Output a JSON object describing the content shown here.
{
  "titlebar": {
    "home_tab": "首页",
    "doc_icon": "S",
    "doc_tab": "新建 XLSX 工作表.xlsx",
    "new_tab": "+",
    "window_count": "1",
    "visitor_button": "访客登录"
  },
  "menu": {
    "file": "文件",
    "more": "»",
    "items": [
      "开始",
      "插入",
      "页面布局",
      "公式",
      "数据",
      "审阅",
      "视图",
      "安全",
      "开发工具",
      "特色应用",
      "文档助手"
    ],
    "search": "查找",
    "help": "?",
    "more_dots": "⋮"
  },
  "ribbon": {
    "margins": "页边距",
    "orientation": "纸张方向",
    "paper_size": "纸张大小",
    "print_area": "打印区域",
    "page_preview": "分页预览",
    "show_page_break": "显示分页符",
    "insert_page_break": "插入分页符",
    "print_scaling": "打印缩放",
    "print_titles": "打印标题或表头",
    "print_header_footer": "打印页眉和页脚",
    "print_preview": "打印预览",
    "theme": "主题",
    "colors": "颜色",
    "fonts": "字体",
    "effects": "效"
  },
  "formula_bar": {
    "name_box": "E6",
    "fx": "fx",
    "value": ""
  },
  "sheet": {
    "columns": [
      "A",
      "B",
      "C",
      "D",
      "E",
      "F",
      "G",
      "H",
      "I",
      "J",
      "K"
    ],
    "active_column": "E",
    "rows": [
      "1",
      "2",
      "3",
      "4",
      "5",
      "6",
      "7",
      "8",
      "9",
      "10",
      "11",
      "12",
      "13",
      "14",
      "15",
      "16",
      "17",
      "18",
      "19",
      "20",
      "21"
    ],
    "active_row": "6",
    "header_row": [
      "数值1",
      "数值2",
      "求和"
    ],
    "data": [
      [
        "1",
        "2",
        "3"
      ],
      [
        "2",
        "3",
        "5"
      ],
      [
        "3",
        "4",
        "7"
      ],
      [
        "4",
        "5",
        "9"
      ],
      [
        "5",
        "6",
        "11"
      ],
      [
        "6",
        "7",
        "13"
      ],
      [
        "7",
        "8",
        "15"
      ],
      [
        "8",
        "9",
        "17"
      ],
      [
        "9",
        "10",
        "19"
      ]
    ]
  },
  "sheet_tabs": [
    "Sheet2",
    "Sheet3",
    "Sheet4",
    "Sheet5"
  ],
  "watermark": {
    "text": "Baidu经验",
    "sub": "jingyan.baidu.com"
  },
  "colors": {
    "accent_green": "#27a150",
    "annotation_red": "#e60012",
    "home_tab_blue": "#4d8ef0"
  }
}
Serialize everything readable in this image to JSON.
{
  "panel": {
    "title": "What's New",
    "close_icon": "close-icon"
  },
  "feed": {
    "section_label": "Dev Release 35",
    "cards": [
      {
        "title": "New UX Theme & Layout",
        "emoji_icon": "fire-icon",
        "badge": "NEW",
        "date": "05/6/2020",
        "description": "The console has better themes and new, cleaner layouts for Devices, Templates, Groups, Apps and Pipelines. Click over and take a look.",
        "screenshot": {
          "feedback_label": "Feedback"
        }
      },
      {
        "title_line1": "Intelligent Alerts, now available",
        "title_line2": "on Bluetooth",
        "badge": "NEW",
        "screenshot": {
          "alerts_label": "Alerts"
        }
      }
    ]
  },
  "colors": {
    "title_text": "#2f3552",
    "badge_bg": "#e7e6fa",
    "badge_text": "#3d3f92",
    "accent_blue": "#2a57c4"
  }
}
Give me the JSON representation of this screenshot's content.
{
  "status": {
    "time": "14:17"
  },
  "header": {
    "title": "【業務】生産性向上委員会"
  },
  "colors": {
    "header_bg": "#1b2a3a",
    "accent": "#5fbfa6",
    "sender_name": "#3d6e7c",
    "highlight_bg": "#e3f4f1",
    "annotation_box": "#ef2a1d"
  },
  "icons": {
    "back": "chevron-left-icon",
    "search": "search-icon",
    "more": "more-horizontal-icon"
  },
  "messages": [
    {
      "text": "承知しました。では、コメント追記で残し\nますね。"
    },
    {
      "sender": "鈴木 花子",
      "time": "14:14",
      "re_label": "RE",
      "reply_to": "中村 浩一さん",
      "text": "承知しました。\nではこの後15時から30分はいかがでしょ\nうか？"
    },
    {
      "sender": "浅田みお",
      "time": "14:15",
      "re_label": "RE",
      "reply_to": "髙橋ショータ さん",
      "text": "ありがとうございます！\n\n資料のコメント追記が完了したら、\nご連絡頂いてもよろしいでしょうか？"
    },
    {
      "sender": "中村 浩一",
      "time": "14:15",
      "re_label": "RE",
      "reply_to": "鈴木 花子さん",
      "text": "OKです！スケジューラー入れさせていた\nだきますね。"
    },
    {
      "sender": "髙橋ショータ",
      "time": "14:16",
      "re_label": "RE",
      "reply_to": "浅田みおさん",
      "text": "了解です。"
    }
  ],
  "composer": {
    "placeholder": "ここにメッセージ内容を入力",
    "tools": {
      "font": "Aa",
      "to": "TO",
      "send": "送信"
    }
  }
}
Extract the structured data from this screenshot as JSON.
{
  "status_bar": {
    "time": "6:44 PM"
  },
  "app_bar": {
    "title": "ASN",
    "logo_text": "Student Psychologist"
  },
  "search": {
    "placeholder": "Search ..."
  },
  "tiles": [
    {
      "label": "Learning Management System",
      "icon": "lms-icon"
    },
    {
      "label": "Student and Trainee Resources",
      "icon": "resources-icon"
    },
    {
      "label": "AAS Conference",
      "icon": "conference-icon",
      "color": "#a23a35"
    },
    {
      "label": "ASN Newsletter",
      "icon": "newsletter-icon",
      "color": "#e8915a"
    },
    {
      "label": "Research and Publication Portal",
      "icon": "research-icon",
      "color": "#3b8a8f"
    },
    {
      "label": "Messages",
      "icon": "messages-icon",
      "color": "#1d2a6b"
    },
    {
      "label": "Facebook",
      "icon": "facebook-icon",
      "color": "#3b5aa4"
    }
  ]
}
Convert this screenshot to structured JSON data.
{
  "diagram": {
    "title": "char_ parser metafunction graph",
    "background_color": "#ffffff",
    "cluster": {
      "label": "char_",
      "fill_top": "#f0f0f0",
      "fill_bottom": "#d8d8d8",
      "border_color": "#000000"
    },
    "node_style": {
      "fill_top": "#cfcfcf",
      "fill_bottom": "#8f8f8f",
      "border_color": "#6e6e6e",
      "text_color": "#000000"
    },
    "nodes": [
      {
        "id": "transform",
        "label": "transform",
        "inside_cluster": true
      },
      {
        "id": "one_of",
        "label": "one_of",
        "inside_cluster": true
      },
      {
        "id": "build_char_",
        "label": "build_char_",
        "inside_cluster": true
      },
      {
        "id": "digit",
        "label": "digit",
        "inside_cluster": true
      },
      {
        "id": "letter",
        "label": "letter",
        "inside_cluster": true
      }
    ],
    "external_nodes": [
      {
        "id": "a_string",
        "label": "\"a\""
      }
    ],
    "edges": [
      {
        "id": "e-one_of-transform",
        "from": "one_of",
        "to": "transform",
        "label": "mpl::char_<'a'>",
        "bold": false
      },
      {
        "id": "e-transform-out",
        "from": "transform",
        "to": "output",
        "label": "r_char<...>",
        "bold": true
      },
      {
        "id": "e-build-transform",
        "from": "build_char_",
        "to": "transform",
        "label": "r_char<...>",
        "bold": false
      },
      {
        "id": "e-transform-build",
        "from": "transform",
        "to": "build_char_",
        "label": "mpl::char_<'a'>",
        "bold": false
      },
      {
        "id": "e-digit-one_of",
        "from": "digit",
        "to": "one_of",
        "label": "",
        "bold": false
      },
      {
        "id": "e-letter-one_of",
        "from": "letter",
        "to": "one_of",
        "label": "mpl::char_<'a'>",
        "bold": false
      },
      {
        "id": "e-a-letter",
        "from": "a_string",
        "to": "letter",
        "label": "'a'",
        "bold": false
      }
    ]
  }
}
+++
▸ EXERCISE DETAILS
Sift through the entries and copy every line with "structured".

▸ EXERCISE ANSWER
Extract the structured data from this screenshot as JSON.
Convert this screenshot to structured JSON data.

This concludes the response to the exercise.